== ARTICLE ==
---------------
Xtra West’s Special Guide to Out On Screen 2005

Challenging the banalities of mainstream slot-shots


It’s the sort of Main St diner where eastside bohemians worry into their coffees. Mr Pants, Monster and Professor University crowd their plush booth with vegan breakfasts. They don’t look like porn stars.

But in East Van-a zone that’s rapidly becoming the do-it-yourself porn hub of Western Canada-the rules that make porn a mainstream arena are beginning to break down.

Things to remember when making your first mainstream porn: pay the girls more; distribute widely; don’t forget the money shot.

Things to remember about the East Van Porn Collective (EVPC): everyone gets paid the same (zero); they don’t distribute their porn at all; and “money shot” is not in their vocabulary.

Made in Secret-the genre-fucking docu-drama the EVPC released instead of hardcore porn (shy porn stars?)-is the collective’s first full-length film to be publicly screened.

It plays by no rules but its own.

The film is an aggressive response to the banalities of mainstream porn (“shot after shot of slot after slot” as their manifesto laments) and also a critique of other art forms-like the documentary mode that it inhabits.

“I have no idea what’s real anymore,” says Professor University. But if that’s the case, he has no one to blame but himself.

Porn names (even geeky ones like Professor University) keep EVPC members slightly removed from the real world, just the way they like it. The intimate details of their lives are always just barely out of bounds in Made in Secret.

Professor University and the six other members of the EVPC deliberately set out-in a Blair Witch Project way-to create a documentary that isn’t really.

As the collective on screen works together to create its latest homemade porn-an all-you-can-eat queer video they call BikeSexual-the audience begins to suspect foul play.

How much of this is real? And how much is a carefully choreographed critique of the porn industry?

For starters, is there really an East Van Porn Collective? Are there really boys and girls rolling around nude in East Van basement suites?

Mr Pants is an imp in his dodge: to answer that, he says, “would ruin the fun.”

But Professor University, lapsing from the collective’s regular stance for a moment, allows himself to become partially transparent: “There was a group of friends… but there wasn’t a group. We wanted to make a movie about it. Now a group does exist.”

In other words, they had to invent the subject of their documentary in order to film it. It’s just the sort of time-travel paradox that would rile people up on Star Trek.
---------------
== DIRECTIONS ==
Rewrite the article from "But in East" to "the money shot.", putting "British Columbia" wherever "Western Canada" appears.
---------------
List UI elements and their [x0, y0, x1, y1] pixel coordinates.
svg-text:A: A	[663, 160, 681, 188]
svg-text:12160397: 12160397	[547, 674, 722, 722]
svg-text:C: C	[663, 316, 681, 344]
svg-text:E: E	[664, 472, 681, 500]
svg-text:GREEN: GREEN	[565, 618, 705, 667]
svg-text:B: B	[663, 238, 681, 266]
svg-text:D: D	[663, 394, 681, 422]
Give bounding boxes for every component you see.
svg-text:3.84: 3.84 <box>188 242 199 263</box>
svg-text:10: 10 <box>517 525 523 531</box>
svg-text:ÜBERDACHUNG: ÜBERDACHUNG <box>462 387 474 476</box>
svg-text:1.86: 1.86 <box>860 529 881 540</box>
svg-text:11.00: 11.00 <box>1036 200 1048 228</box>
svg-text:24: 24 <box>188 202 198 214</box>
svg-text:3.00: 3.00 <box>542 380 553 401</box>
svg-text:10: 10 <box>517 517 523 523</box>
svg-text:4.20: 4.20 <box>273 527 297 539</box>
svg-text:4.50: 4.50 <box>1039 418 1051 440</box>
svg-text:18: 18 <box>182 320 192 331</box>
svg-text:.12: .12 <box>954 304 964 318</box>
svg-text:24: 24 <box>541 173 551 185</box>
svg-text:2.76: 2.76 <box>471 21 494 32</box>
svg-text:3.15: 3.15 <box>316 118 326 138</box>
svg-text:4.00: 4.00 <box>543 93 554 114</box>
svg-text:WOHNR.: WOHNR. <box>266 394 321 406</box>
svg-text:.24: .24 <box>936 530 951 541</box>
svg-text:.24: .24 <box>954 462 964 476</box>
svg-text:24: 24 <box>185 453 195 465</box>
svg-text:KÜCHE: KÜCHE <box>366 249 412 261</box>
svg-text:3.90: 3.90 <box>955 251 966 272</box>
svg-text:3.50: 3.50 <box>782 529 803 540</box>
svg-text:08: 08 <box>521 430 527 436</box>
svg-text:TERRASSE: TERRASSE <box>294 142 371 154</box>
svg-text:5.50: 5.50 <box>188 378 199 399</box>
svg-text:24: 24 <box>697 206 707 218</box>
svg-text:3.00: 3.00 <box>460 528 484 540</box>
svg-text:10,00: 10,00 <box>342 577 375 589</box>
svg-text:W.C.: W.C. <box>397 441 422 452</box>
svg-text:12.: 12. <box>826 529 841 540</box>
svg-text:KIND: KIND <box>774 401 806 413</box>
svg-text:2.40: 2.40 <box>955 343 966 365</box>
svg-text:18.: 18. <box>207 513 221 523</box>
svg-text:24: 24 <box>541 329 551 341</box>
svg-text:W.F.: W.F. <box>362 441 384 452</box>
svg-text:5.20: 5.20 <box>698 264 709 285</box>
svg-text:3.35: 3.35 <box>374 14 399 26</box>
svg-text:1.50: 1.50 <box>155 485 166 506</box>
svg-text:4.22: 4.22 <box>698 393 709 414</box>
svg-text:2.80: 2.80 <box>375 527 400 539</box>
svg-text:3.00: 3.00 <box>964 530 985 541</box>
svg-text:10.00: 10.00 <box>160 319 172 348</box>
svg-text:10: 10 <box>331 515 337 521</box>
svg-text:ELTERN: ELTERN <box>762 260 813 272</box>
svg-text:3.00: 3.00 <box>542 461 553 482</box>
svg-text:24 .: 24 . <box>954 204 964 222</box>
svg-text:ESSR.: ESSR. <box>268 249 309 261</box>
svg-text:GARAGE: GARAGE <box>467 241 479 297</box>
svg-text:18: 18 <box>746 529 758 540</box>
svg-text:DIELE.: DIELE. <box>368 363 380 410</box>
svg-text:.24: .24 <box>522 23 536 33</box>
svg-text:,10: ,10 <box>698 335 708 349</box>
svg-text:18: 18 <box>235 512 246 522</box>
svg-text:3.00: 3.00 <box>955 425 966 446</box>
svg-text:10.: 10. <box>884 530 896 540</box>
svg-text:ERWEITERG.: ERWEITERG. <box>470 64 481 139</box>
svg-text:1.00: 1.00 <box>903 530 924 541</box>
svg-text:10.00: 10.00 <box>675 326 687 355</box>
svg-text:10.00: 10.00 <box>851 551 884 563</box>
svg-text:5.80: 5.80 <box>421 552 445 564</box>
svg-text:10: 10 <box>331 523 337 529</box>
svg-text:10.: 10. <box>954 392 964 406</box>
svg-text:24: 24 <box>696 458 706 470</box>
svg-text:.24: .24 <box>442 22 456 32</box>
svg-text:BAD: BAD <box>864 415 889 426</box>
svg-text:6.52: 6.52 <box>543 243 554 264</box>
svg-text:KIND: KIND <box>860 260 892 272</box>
---------------
== FINISHED EXERCISE ==
But in East Van-a zone that’s rapidly becoming the do-it-yourself porn hub of British Columbia-the rules that make porn a mainstream arena are beginning to break down.

Things to remember when making your first mainstream porn: pay the girls more; distribute widely; don’t forget the money shot.